## begin The data

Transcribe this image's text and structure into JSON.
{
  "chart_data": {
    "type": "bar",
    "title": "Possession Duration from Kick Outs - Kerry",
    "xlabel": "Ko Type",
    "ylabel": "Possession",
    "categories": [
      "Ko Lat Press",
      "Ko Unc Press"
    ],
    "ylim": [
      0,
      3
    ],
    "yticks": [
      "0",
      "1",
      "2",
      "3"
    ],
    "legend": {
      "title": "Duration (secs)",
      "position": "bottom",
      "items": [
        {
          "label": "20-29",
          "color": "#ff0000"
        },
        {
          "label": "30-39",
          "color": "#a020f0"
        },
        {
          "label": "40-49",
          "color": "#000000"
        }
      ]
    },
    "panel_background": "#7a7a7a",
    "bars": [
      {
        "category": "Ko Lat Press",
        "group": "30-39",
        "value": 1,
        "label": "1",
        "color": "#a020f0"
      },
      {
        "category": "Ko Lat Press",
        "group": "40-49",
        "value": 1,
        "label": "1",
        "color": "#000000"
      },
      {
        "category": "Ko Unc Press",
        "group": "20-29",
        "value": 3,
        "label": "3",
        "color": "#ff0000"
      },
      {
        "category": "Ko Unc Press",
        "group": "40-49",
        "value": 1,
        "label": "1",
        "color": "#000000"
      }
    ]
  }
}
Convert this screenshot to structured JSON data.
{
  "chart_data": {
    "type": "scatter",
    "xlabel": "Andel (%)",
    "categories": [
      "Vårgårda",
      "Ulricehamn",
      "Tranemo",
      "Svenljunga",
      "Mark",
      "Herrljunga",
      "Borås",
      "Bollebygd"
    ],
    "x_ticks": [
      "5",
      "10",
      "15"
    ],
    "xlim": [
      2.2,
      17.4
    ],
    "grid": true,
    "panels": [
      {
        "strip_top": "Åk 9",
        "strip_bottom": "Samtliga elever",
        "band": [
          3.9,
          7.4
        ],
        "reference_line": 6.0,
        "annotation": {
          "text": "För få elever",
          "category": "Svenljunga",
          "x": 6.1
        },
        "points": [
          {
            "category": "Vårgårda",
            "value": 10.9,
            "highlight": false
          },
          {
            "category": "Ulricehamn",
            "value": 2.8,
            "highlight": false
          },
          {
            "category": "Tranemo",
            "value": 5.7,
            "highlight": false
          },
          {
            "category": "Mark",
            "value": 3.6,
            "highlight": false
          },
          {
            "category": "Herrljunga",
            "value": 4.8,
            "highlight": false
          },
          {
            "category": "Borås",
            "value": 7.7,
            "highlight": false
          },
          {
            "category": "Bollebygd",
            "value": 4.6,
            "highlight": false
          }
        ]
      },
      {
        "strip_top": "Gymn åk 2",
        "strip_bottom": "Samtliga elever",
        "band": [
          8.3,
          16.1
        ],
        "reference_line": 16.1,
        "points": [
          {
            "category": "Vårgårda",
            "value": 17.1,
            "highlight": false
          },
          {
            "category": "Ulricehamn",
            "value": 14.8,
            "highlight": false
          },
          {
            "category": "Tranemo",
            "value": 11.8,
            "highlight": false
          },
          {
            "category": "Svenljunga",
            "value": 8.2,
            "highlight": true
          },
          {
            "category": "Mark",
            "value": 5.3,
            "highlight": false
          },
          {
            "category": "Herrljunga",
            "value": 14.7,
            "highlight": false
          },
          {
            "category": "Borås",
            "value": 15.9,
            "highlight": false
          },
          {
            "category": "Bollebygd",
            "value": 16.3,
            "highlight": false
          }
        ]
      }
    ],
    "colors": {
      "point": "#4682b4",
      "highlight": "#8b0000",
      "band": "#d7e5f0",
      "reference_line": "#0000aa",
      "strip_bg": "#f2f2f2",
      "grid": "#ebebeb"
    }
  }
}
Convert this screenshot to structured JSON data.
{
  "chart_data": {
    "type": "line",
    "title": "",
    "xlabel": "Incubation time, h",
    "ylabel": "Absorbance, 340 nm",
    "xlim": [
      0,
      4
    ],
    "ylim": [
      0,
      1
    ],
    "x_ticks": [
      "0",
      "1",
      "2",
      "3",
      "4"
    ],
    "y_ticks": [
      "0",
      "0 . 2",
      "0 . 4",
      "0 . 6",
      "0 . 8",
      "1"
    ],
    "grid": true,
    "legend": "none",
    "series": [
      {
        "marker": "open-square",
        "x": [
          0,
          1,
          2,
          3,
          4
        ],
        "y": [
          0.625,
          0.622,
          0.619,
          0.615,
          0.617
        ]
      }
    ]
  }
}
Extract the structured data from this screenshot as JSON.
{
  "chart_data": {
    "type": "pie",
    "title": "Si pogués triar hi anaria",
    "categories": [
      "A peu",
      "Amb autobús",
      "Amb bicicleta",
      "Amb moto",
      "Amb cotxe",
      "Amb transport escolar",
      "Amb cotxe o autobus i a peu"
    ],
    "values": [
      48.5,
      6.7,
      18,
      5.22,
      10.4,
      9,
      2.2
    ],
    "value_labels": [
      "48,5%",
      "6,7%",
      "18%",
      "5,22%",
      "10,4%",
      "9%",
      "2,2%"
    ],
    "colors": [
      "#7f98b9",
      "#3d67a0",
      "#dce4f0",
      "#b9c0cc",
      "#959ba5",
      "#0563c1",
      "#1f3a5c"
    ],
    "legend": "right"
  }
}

## end The data

Retype each record exactly, leaving nothing out.

> Output for this task
Transcribe this image's text and structure into JSON.
{
  "chart_data": {
    "type": "bar",
    "title": "Possession Duration from Kick Outs - Kerry",
    "xlabel": "Ko Type",
    "ylabel": "Possession",
    "categories": [
      "Ko Lat Press",
      "Ko Unc Press"
    ],
    "ylim": [
      0,
      3
    ],
    "yticks": [
      "0",
      "1",
      "2",
      "3"
    ],
    "legend": {
      "title": "Duration (secs)",
      "position": "bottom",
      "items": [
        {
          "label": "20-29",
          "color": "#ff0000"
        },
        {
          "label": "30-39",
          "color": "#a020f0"
        },
        {
          "label": "40-49",
          "color": "#000000"
        }
      ]
    },
    "panel_background": "#7a7a7a",
    "bars": [
      {
        "category": "Ko Lat Press",
        "group": "30-39",
        "value": 1,
        "label": "1",
        "color": "#a020f0"
      },
      {
        "category": "Ko Lat Press",
        "group": "40-49",
        "value": 1,
        "label": "1",
        "color": "#000000"
      },
      {
        "category": "Ko Unc Press",
        "group": "20-29",
        "value": 3,
        "label": "3",
        "color": "#ff0000"
      },
      {
        "category": "Ko Unc Press",
        "group": "40-49",
        "value": 1,
        "label": "1",
        "color": "#000000"
      }
    ]
  }
}
Convert this screenshot to structured JSON data.
{
  "chart_data": {
    "type": "scatter",
    "xlabel": "Andel (%)",
    "categories": [
      "Vårgårda",
      "Ulricehamn",
      "Tranemo",
      "Svenljunga",
      "Mark",
      "Herrljunga",
      "Borås",
      "Bollebygd"
    ],
    "x_ticks": [
      "5",
      "10",
      "15"
    ],
    "xlim": [
      2.2,
      17.4
    ],
    "grid": true,
    "panels": [
      {
        "strip_top": "Åk 9",
        "strip_bottom": "Samtliga elever",
        "band": [
          3.9,
          7.4
        ],
        "reference_line": 6.0,
        "annotation": {
          "text": "För få elever",
          "category": "Svenljunga",
          "x": 6.1
        },
        "points": [
          {
            "category": "Vårgårda",
            "value": 10.9,
            "highlight": false
          },
          {
            "category": "Ulricehamn",
            "value": 2.8,
            "highlight": false
          },
          {
            "category": "Tranemo",
            "value": 5.7,
            "highlight": false
          },
          {
            "category": "Mark",
            "value": 3.6,
            "highlight": false
          },
          {
            "category": "Herrljunga",
            "value": 4.8,
            "highlight": false
          },
          {
            "category": "Borås",
            "value": 7.7,
            "highlight": false
          },
          {
            "category": "Bollebygd",
            "value": 4.6,
            "highlight": false
          }
        ]
      },
      {
        "strip_top": "Gymn åk 2",
        "strip_bottom": "Samtliga elever",
        "band": [
          8.3,
          16.1
        ],
        "reference_line": 16.1,
        "points": [
          {
            "category": "Vårgårda",
            "value": 17.1,
            "highlight": false
          },
          {
            "category": "Ulricehamn",
            "value": 14.8,
            "highlight": false
          },
          {
            "category": "Tranemo",
            "value": 11.8,
            "highlight": false
          },
          {
            "category": "Svenljunga",
            "value": 8.2,
            "highlight": true
          },
          {
            "category": "Mark",
            "value": 5.3,
            "highlight": false
          },
          {
            "category": "Herrljunga",
            "value": 14.7,
            "highlight": false
          },
          {
            "category": "Borås",
            "value": 15.9,
            "highlight": false
          },
          {
            "category": "Bollebygd",
            "value": 16.3,
            "highlight": false
          }
        ]
      }
    ],
    "colors": {
      "point": "#4682b4",
      "highlight": "#8b0000",
      "band": "#d7e5f0",
      "reference_line": "#0000aa",
      "strip_bg": "#f2f2f2",
      "grid": "#ebebeb"
    }
  }
}
Convert this screenshot to structured JSON data.
{
  "chart_data": {
    "type": "line",
    "title": "",
    "xlabel": "Incubation time, h",
    "ylabel": "Absorbance, 340 nm",
    "xlim": [
      0,
      4
    ],
    "ylim": [
      0,
      1
    ],
    "x_ticks": [
      "0",
      "1",
      "2",
      "3",
      "4"
    ],
    "y_ticks": [
      "0",
      "0 . 2",
      "0 . 4",
      "0 . 6",
      "0 . 8",
      "1"
    ],
    "grid": true,
    "legend": "none",
    "series": [
      {
        "marker": "open-square",
        "x": [
          0,
          1,
          2,
          3,
          4
        ],
        "y": [
          0.625,
          0.622,
          0.619,
          0.615,
          0.617
        ]
      }
    ]
  }
}
Extract the structured data from this screenshot as JSON.
{
  "chart_data": {
    "type": "pie",
    "title": "Si pogués triar hi anaria",
    "categories": [
      "A peu",
      "Amb autobús",
      "Amb bicicleta",
      "Amb moto",
      "Amb cotxe",
      "Amb transport escolar",
      "Amb cotxe o autobus i a peu"
    ],
    "values": [
      48.5,
      6.7,
      18,
      5.22,
      10.4,
      9,
      2.2
    ],
    "value_labels": [
      "48,5%",
      "6,7%",
      "18%",
      "5,22%",
      "10,4%",
      "9%",
      "2,2%"
    ],
    "colors": [
      "#7f98b9",
      "#3d67a0",
      "#dce4f0",
      "#b9c0cc",
      "#959ba5",
      "#0563c1",
      "#1f3a5c"
    ],
    "legend": "right"
  }
}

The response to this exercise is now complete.